----- Recorded data

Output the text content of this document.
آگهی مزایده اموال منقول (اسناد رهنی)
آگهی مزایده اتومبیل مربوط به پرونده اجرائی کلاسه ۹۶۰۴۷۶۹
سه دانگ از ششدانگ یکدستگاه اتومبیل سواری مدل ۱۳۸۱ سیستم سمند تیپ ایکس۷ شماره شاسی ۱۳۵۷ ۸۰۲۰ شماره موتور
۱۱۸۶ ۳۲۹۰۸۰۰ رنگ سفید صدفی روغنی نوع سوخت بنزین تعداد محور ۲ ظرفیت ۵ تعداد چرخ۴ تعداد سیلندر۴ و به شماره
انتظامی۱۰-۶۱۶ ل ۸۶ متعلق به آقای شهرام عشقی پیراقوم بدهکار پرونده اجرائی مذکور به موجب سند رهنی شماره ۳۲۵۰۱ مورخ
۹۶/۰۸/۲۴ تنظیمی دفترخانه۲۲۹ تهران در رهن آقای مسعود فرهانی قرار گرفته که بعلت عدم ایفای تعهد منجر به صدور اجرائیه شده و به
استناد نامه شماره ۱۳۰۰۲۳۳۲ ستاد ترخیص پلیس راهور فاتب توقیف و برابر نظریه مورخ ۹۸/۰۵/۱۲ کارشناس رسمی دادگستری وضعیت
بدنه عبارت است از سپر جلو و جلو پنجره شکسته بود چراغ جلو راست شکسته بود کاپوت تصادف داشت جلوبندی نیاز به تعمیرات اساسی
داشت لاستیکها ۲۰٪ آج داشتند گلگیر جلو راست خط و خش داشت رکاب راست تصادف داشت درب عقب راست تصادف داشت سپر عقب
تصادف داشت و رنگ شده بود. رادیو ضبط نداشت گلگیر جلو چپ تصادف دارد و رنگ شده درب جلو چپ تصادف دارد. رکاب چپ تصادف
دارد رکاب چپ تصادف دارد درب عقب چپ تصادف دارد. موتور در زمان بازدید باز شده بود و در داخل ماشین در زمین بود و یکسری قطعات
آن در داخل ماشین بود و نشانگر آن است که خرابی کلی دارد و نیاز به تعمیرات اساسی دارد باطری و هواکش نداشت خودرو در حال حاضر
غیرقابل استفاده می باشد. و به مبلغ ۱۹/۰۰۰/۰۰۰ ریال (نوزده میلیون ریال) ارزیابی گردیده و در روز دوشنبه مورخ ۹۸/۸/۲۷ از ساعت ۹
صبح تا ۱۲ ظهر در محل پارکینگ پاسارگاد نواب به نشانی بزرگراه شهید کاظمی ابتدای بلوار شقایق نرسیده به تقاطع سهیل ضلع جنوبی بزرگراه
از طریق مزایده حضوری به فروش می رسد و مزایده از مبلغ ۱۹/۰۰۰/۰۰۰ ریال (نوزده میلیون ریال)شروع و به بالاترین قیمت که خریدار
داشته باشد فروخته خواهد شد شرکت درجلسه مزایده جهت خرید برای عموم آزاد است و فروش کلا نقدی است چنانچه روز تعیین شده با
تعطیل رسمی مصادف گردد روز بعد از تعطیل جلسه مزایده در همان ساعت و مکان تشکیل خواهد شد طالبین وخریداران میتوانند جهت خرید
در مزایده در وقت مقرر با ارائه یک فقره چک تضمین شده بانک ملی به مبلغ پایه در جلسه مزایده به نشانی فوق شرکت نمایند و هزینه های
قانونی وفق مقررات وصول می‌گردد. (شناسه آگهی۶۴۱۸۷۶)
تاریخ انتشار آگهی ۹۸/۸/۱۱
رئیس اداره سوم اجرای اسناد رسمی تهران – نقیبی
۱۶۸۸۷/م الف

----------

→ **Exercise prompt**
Give only the count of lines in which the string "ساعت" appears.

→ **Worked solution**
2